> **GOAL OF THE EXERCISE**:
Find the word "radīt" in the listing; pull out each line holding it.

> **SUPPLIED MATERIAL**:
_ _ _ _
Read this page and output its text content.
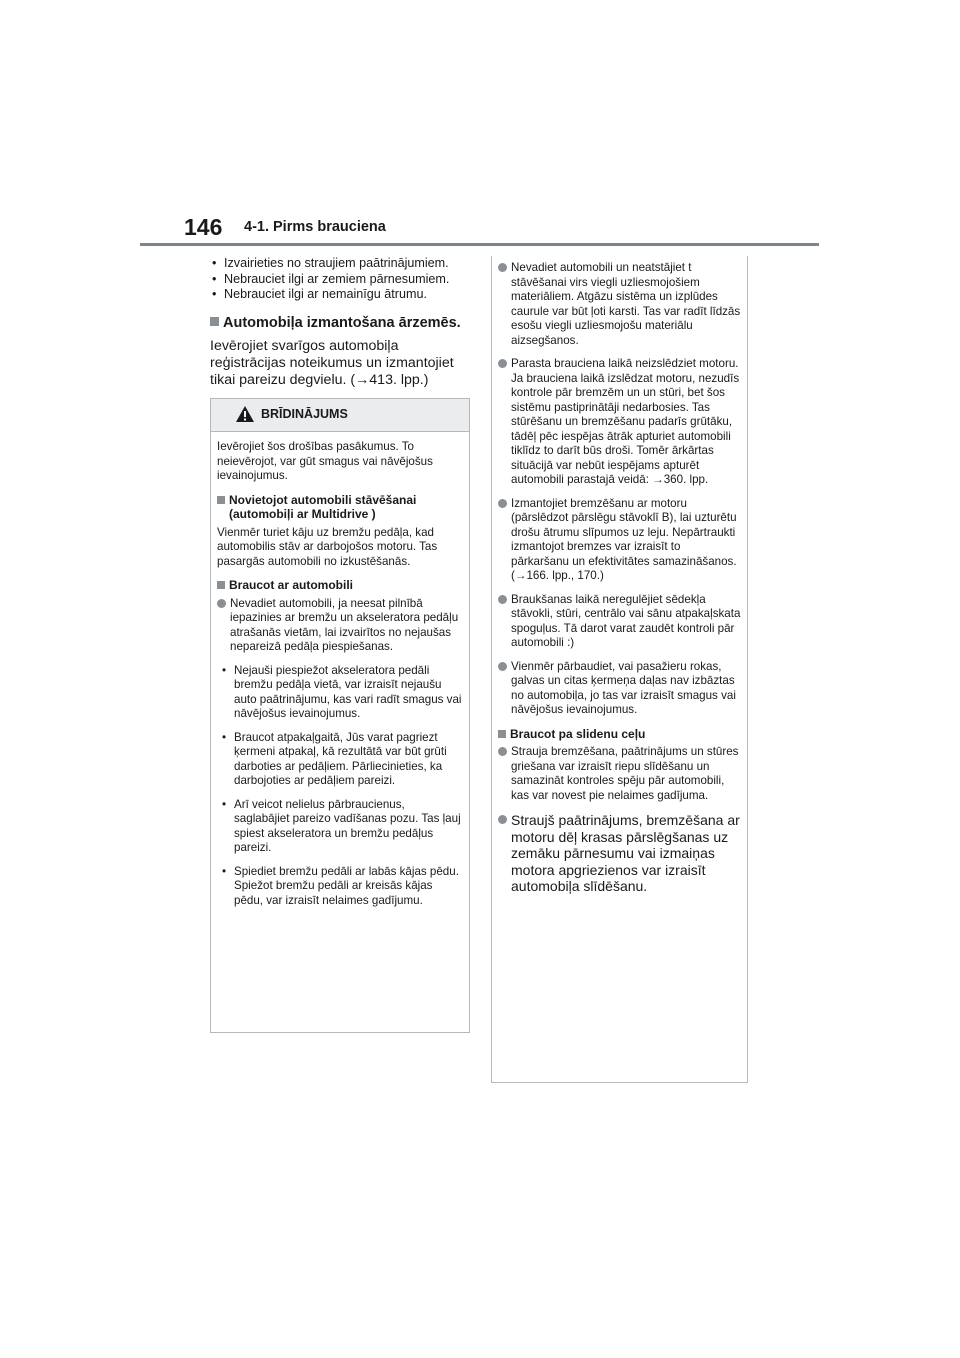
146 4-1. Pirms brauciena
• Izvairieties no straujiem paātrinājumiem.
• Nebrauciet ilgi ar zemiem pārnesumiem.
• Nebrauciet ilgi ar nemainīgu ātrumu.
Automobiļa izmantošana ārzemēs.
Ievērojiet svarīgos automobiļa reģistrācijas noteikumus un izmantojiet tikai pareizu degvielu. (→413. lpp.)
BRĪDINĀJUMS

Ievērojiet šos drošības pasākumus. To neievērojot, var gūt smagus vai nāvējošus ievainojumus.

Novietojot automobili stāvēšanai (automobiļi ar Multidrive )

Vienmēr turiet kāju uz bremžu pedāļa, kad automobilis stāv ar darbojošos motoru. Tas pasargās automobili no izkustēšanās.

Braucot ar automobili
Nevadiet automobili, ja neesat pilnībā iepazinies ar bremžu un akseleratora pedāļu atrašanās vietām, lai izvairītos no nejaušas nepareizā pedāļa piespiešanas.
• Nejauši piespiežot akseleratora pedāli bremžu pedāļa vietā, var izraisīt nejaušu auto paātrinājumu, kas vari radīt smagus vai nāvējošus ievainojumus.
• Braucot atpakaļgaitā, Jūs varat pagriezt ķermeni atpakaļ, kā rezultātā var būt grūti darboties ar pedāļiem. Pārliecinieties, ka darbojoties ar pedāļiem pareizi.
• Arī veicot nelielus pārbraucienus, saglabājiet pareizo vadīšanas pozu. Tas ļauj spiest akseleratora un bremžu pedāļus pareizi.
• Spiediet bremžu pedāli ar labās kājas pēdu. Spiežot bremžu pedāli ar kreisās kājas pēdu, var izraisīt nelaimes gadījumu.
Nevadiet automobili un neatstājiet t stāvēšanai virs viegli uzliesmojošiem materiāliem. Atgāzu sistēma un izplūdes caurule var būt ļoti karsti. Tas var radīt līdzās esošu viegli uzliesmojošu materiālu aizsegšanos.
Parasta brauciena laikā neizslēdziet motoru. Ja brauciena laikā izslēdzat motoru, nezudīs kontrole pār bremzēm un un stūri, bet šos sistēmu pastiprinātāji nedarbosies. Tas stūrēšanu un bremzēšanu padarīs grūtāku, tādēļ pēc iespējas ātrāk apturiet automobili tiklīdz to darīt būs droši. Tomēr ārkārtas situācijā var nebūt iespējams apturēt automobili parastajā veidā: →360. lpp.
Izmantojiet bremzēšanu ar motoru (pārslēdzot pārslēgu stāvoklī B), lai uzturētu drošu ātrumu slīpumos uz leju. Nepārtraukti izmantojot bremzes var izraisīt to pārkaršanu un efektivitātes samazināšanos. (→166. lpp., 170.)
Braukšanas laikā neregulējiet sēdekļa stāvokli, stūri, centrālo vai sānu atpakaļskata spoguļus. Tā darot varat zaudēt kontroli pār automobili :)
Vienmēr pārbaudiet, vai pasažieru rokas, galvas un citas ķermeņa daļas nav izbāztas no automobiļa, jo tas var izraisīt smagus vai nāvējošus ievainojumus.
Braucot pa slidenu ceļu
Strauja bremzēšana, paātrinājums un stūres griešana var izraisīt riepu slīdēšanu un samazināt kontroles spēju pār automobili, kas var novest pie nelaimes gadījuma.
Straujš paātrinājums, bremzēšana ar motoru dēļ krasas pārslēgšanas uz zemāku pārnesumu vai izmaiņas motora apgriezienos var izraisīt automobiļa slīdēšanu.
_ _ _ _
> **EXERCISE OUTPUT**:
• Nejauši piespiežot akseleratora pedāli bremžu pedāļa vietā, var izraisīt nejaušu auto paātrinājumu, kas vari radīt smagus vai nāvējošus ievainojumus.
Nevadiet automobili un neatstājiet t stāvēšanai virs viegli uzliesmojošiem materiāliem. Atgāzu sistēma un izplūdes caurule var būt ļoti karsti. Tas var radīt līdzās esošu viegli uzliesmojošu materiālu aizsegšanos.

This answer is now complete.